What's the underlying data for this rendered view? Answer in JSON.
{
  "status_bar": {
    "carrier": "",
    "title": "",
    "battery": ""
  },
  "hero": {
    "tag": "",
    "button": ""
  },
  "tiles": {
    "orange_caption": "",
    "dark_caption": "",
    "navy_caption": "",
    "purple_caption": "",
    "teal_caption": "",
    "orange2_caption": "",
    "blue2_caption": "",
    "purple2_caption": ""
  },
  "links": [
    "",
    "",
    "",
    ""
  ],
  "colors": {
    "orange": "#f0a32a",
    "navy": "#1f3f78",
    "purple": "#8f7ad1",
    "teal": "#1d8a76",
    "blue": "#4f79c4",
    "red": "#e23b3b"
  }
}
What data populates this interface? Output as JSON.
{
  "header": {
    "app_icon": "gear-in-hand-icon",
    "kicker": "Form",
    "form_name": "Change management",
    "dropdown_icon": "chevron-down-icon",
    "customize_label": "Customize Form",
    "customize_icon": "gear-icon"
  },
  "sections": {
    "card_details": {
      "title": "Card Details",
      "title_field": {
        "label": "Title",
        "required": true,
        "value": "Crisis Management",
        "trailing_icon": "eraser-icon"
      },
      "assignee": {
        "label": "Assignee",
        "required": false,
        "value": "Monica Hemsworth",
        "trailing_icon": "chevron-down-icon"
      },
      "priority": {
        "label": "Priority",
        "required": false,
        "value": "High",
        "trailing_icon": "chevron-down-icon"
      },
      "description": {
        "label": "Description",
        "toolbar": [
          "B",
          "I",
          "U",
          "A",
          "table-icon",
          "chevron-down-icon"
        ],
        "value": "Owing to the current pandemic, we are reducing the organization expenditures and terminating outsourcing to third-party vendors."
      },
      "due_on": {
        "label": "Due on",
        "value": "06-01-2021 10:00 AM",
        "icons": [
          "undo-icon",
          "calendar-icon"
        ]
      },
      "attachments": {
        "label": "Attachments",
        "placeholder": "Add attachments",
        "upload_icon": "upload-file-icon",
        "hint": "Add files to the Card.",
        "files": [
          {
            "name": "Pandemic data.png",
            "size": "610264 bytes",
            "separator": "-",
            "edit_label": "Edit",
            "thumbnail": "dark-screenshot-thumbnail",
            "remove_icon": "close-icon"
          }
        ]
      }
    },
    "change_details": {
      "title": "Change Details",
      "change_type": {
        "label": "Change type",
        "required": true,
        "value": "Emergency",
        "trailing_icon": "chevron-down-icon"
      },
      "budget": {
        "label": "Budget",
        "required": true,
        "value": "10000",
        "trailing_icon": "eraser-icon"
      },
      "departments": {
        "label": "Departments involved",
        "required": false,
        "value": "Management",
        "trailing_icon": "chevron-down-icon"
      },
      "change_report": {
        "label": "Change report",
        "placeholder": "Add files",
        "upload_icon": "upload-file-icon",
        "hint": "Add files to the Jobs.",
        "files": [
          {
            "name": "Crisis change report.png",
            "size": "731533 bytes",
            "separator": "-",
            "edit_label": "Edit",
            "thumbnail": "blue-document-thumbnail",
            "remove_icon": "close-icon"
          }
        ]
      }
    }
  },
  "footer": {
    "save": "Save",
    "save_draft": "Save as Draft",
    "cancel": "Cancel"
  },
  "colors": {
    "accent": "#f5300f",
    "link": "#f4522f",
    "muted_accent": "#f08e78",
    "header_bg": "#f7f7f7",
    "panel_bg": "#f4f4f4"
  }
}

__TASK DETAILS__.
Note how many lines of the material contain the string "What". Then report that number by itself.

__RESPONSE TO THIS EXERCISE__.
2